(WHAT IS ASKED):
Copy the lines holding the word "rejected", all of them.

(EXTRACTED MATERIAL):
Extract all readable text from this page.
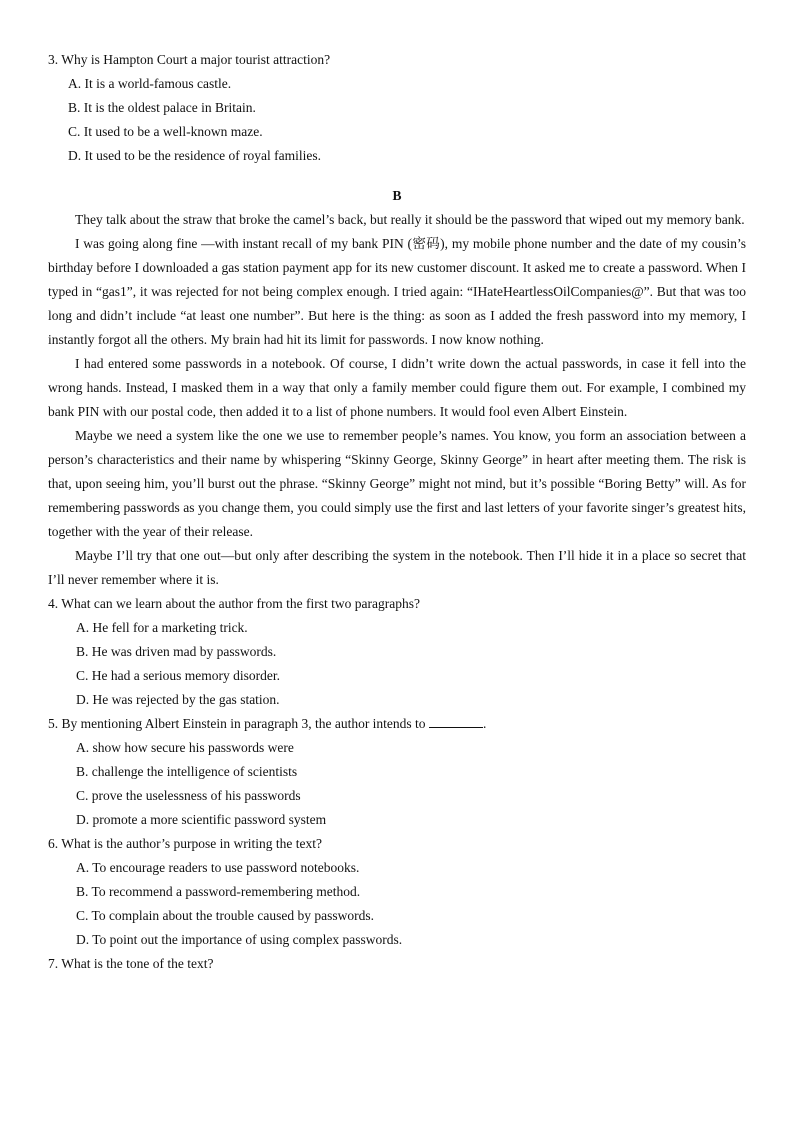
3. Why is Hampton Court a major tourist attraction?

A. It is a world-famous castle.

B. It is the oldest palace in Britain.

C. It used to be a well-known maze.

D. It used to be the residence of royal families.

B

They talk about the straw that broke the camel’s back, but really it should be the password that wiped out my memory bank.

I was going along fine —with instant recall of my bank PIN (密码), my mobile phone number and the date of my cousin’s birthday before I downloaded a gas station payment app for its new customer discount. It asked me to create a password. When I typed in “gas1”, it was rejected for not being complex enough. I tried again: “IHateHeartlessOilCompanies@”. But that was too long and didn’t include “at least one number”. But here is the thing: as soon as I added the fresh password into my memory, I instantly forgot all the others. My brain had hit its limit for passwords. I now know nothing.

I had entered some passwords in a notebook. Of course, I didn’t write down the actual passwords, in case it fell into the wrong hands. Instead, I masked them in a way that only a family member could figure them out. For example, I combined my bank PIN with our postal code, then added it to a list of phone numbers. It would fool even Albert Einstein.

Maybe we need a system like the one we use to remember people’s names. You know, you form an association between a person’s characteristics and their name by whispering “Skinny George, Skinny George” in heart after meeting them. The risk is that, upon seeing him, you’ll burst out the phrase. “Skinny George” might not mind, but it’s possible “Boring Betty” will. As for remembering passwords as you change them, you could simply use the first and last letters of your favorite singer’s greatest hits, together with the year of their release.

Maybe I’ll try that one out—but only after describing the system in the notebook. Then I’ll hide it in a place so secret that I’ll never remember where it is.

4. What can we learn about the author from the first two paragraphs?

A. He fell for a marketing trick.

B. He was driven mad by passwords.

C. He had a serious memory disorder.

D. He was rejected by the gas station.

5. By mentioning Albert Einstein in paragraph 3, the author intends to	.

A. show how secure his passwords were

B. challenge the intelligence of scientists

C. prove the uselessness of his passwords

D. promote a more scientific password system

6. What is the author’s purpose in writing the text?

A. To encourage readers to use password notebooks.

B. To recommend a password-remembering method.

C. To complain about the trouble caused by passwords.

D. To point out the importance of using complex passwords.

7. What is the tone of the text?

(OUTPUT OF THE EXERCISE):
I was going along fine —with instant recall of my bank PIN (密码), my mobile phone number and the date of my cousin’s birthday before I downloaded a gas station payment app for its new customer discount. It asked me to create a password. When I typed in “gas1”, it was rejected for not being complex enough. I tried again: “IHateHeartlessOilCompanies@”. But that was too long and didn’t include “at least one number”. But here is the thing: as soon as I added the fresh password into my memory, I instantly forgot all the others. My brain had hit its limit for passwords. I now know nothing.
D. He was rejected by the gas station.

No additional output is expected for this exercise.